# STATED TASK:
Copy every entry word for word, but skip the pictures.

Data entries
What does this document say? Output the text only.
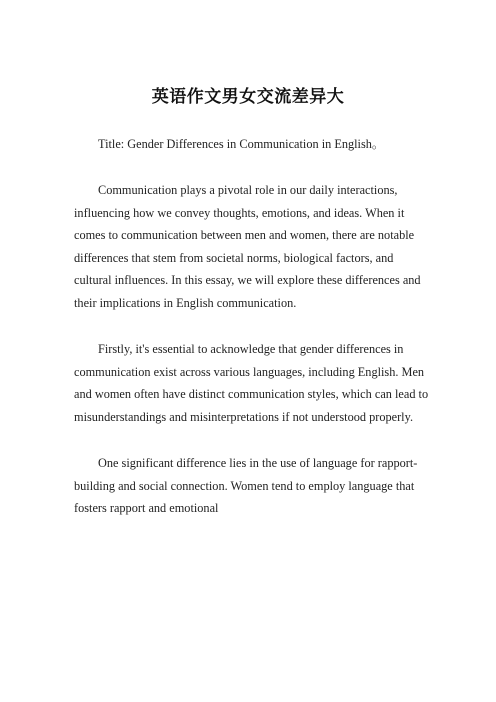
英语作文男女交流差异大
Title: Gender Differences in Communication in English。

Communication plays a pivotal role in our daily interactions, influencing how we convey thoughts, emotions, and ideas. When it comes to communication between men and women, there are notable differences that stem from societal norms, biological factors, and cultural influences. In this essay, we will explore these differences and their implications in English communication.

Firstly, it's essential to acknowledge that gender differences in communication exist across various languages, including English. Men and women often have distinct communication styles, which can lead to misunderstandings and misinterpretations if not understood properly.

One significant difference lies in the use of language for rapport-building and social connection. Women tend to employ language that fosters rapport and emotional
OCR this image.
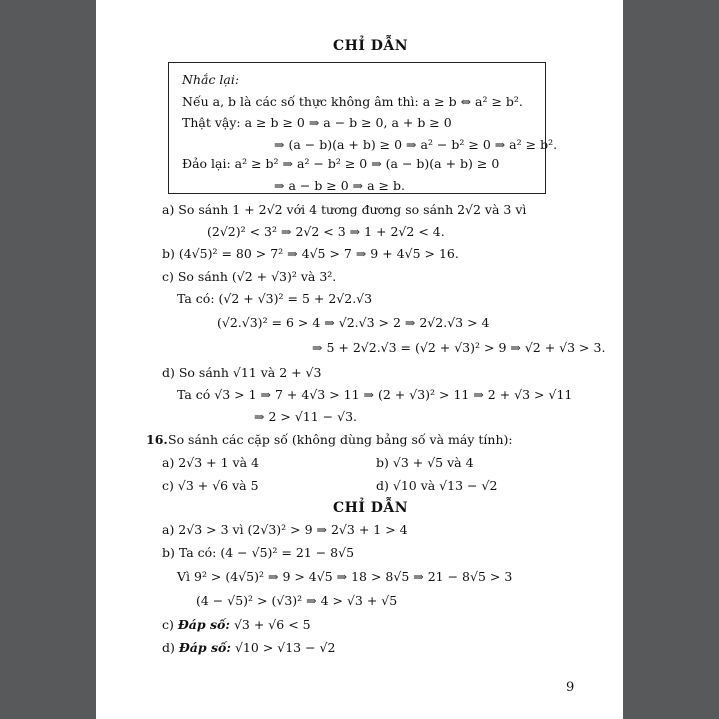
CHỈ DẪN
Nhắc lại:
Nếu a, b là các số thực không âm thì: a ≥ b ⇔ a² ≥ b².
Thật vậy: a ≥ b ≥ 0 ⇒ a − b ≥ 0, a + b ≥ 0
⇒ (a − b)(a + b) ≥ 0 ⇒ a² − b² ≥ 0 ⇒ a² ≥ b².
Đảo lại: a² ≥ b² ⇒ a² − b² ≥ 0 ⇒ (a − b)(a + b) ≥ 0
⇒ a − b ≥ 0 ⇒ a ≥ b.
a) So sánh 1 + 2√2 với 4 tương đương so sánh 2√2 và 3 vì
(2√2)² < 3² ⇒ 2√2 < 3 ⇒ 1 + 2√2 < 4.
b) (4√5)² = 80 > 7² ⇒ 4√5 > 7 ⇒ 9 + 4√5 > 16.
c) So sánh (√2 + √3)² và 3².
Ta có: (√2 + √3)² = 5 + 2√2.√3
(√2.√3)² = 6 > 4 ⇒ √2.√3 > 2 ⇒ 2√2.√3 > 4
⇒ 5 + 2√2.√3 = (√2 + √3)² > 9 ⇒ √2 + √3 > 3.
d) So sánh √11 và 2 + √3
Ta có √3 > 1 ⇒ 7 + 4√3 > 11 ⇒ (2 + √3)² > 11 ⇒ 2 + √3 > √11
⇒ 2 > √11 − √3.
16. So sánh các cặp số (không dùng bảng số và máy tính):
a) 2√3 + 1 và 4	b) √3 + √5 và 4
c) √3 + √6 và 5	d) √10 và √13 − √2
CHỈ DẪN
a) 2√3 > 3 vì (2√3)² > 9 ⇒ 2√3 + 1 > 4
b) Ta có: (4 − √5)² = 21 − 8√5
Vì 9² > (4√5)² ⇒ 9 > 4√5 ⇒ 18 > 8√5 ⇒ 21 − 8√5 > 3
(4 − √5)² > (√3)² ⇒ 4 > √3 + √5
c) Đáp số: √3 + √6 < 5
d) Đáp số: √10 > √13 − √2
9
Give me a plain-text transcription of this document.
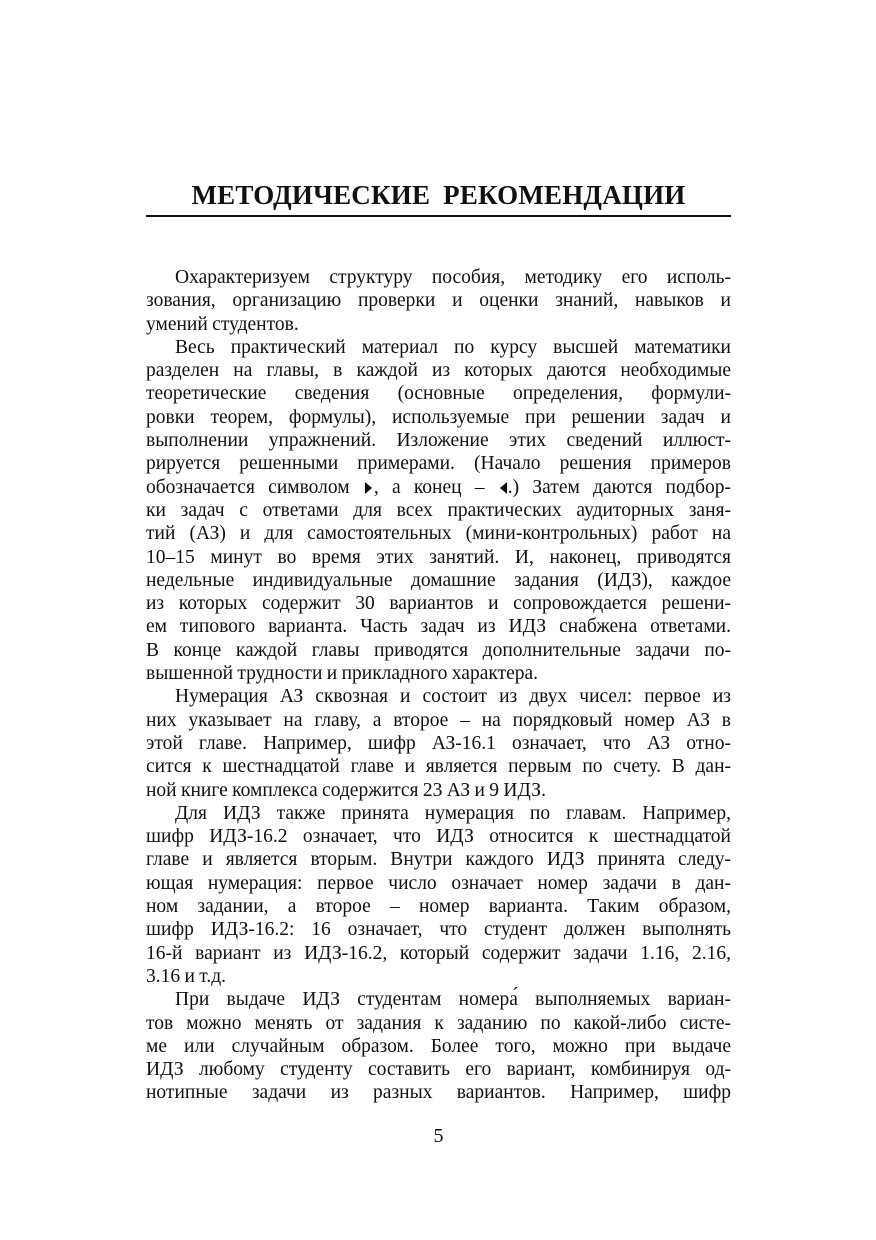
МЕТОДИЧЕСКИЕ РЕКОМЕНДАЦИИ
Охарактеризуем структуру пособия, методику его исполь-
зования, организацию проверки и оценки знаний, навыков и
умений студентов.
Весь практический материал по курсу высшей математики
разделен на главы, в каждой из которых даются необходимые
теоретические сведения (основные определения, формули-
ровки теорем, формулы), используемые при решении задач и
выполнении упражнений. Изложение этих сведений иллюст-
рируется решенными примерами. (Начало решения примеров
обозначается символом , а конец – .) Затем даются подбор-
ки задач с ответами для всех практических аудиторных заня-
тий (АЗ) и для самостоятельных (мини-контрольных) работ на
10–15 минут во время этих занятий. И, наконец, приводятся
недельные индивидуальные домашние задания (ИДЗ), каждое
из которых содержит 30 вариантов и сопровождается решени-
ем типового варианта. Часть задач из ИДЗ снабжена ответами.
В конце каждой главы приводятся дополнительные задачи по-
вышенной трудности и прикладного характера.
Нумерация АЗ сквозная и состоит из двух чисел: первое из
них указывает на главу, а второе – на порядковый номер АЗ в
этой главе. Например, шифр АЗ-16.1 означает, что АЗ отно-
сится к шестнадцатой главе и является первым по счету. В дан-
ной книге комплекса содержится 23 АЗ и 9 ИДЗ.
Для ИДЗ также принята нумерация по главам. Например,
шифр ИДЗ-16.2 означает, что ИДЗ относится к шестнадцатой
главе и является вторым. Внутри каждого ИДЗ принята следу-
ющая нумерация: первое число означает номер задачи в дан-
ном задании, а второе – номер варианта. Таким образом,
шифр ИДЗ-16.2: 16 означает, что студент должен выполнять
16-й вариант из ИДЗ-16.2, который содержит задачи 1.16, 2.16,
3.16 и т.д.
При выдаче ИДЗ студентам номера́ выполняемых вариан-
тов можно менять от задания к заданию по какой-либо систе-
ме или случайным образом. Более того, можно при выдаче
ИДЗ любому студенту составить его вариант, комбинируя од-
нотипные задачи из разных вариантов. Например, шифр
5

# THE COMPLETED TASK:
What does this document say? Output the text only.
英语作文男女交流差异大
Title: Gender Differences in Communication in English。

Communication plays a pivotal role in our daily interactions, influencing how we convey thoughts, emotions, and ideas. When it comes to communication between men and women, there are notable differences that stem from societal norms, biological factors, and cultural influences. In this essay, we will explore these differences and their implications in English communication.

Firstly, it's essential to acknowledge that gender differences in communication exist across various languages, including English. Men and women often have distinct communication styles, which can lead to misunderstandings and misinterpretations if not understood properly.

One significant difference lies in the use of language for rapport-building and social connection. Women tend to employ language that fosters rapport and emotional
OCR this image.
CHỈ DẪN
Nhắc lại:
Nếu a, b là các số thực không âm thì: a ≥ b ⇔ a² ≥ b².
Thật vậy: a ≥ b ≥ 0 ⇒ a − b ≥ 0, a + b ≥ 0
⇒ (a − b)(a + b) ≥ 0 ⇒ a² − b² ≥ 0 ⇒ a² ≥ b².
Đảo lại: a² ≥ b² ⇒ a² − b² ≥ 0 ⇒ (a − b)(a + b) ≥ 0
⇒ a − b ≥ 0 ⇒ a ≥ b.
a) So sánh 1 + 2√2 với 4 tương đương so sánh 2√2 và 3 vì
(2√2)² < 3² ⇒ 2√2 < 3 ⇒ 1 + 2√2 < 4.
b) (4√5)² = 80 > 7² ⇒ 4√5 > 7 ⇒ 9 + 4√5 > 16.
c) So sánh (√2 + √3)² và 3².
Ta có: (√2 + √3)² = 5 + 2√2.√3
(√2.√3)² = 6 > 4 ⇒ √2.√3 > 2 ⇒ 2√2.√3 > 4
⇒ 5 + 2√2.√3 = (√2 + √3)² > 9 ⇒ √2 + √3 > 3.
d) So sánh √11 và 2 + √3
Ta có √3 > 1 ⇒ 7 + 4√3 > 11 ⇒ (2 + √3)² > 11 ⇒ 2 + √3 > √11
⇒ 2 > √11 − √3.
16. So sánh các cặp số (không dùng bảng số và máy tính):
a) 2√3 + 1 và 4	b) √3 + √5 và 4
c) √3 + √6 và 5	d) √10 và √13 − √2
CHỈ DẪN
a) 2√3 > 3 vì (2√3)² > 9 ⇒ 2√3 + 1 > 4
b) Ta có: (4 − √5)² = 21 − 8√5
Vì 9² > (4√5)² ⇒ 9 > 4√5 ⇒ 18 > 8√5 ⇒ 21 − 8√5 > 3
(4 − √5)² > (√3)² ⇒ 4 > √3 + √5
c) Đáp số: √3 + √6 < 5
d) Đáp số: √10 > √13 − √2
9
Give me a plain-text transcription of this document.
МЕТОДИЧЕСКИЕ РЕКОМЕНДАЦИИ
Охарактеризуем структуру пособия, методику его исполь-
зования, организацию проверки и оценки знаний, навыков и
умений студентов.
Весь практический материал по курсу высшей математики
разделен на главы, в каждой из которых даются необходимые
теоретические сведения (основные определения, формули-
ровки теорем, формулы), используемые при решении задач и
выполнении упражнений. Изложение этих сведений иллюст-
рируется решенными примерами. (Начало решения примеров
обозначается символом , а конец – .) Затем даются подбор-
ки задач с ответами для всех практических аудиторных заня-
тий (АЗ) и для самостоятельных (мини-контрольных) работ на
10–15 минут во время этих занятий. И, наконец, приводятся
недельные индивидуальные домашние задания (ИДЗ), каждое
из которых содержит 30 вариантов и сопровождается решени-
ем типового варианта. Часть задач из ИДЗ снабжена ответами.
В конце каждой главы приводятся дополнительные задачи по-
вышенной трудности и прикладного характера.
Нумерация АЗ сквозная и состоит из двух чисел: первое из
них указывает на главу, а второе – на порядковый номер АЗ в
этой главе. Например, шифр АЗ-16.1 означает, что АЗ отно-
сится к шестнадцатой главе и является первым по счету. В дан-
ной книге комплекса содержится 23 АЗ и 9 ИДЗ.
Для ИДЗ также принята нумерация по главам. Например,
шифр ИДЗ-16.2 означает, что ИДЗ относится к шестнадцатой
главе и является вторым. Внутри каждого ИДЗ принята следу-
ющая нумерация: первое число означает номер задачи в дан-
ном задании, а второе – номер варианта. Таким образом,
шифр ИДЗ-16.2: 16 означает, что студент должен выполнять
16-й вариант из ИДЗ-16.2, который содержит задачи 1.16, 2.16,
3.16 и т.д.
При выдаче ИДЗ студентам номера́ выполняемых вариан-
тов можно менять от задания к заданию по какой-либо систе-
ме или случайным образом. Более того, можно при выдаче
ИДЗ любому студенту составить его вариант, комбинируя од-
нотипные задачи из разных вариантов. Например, шифр
5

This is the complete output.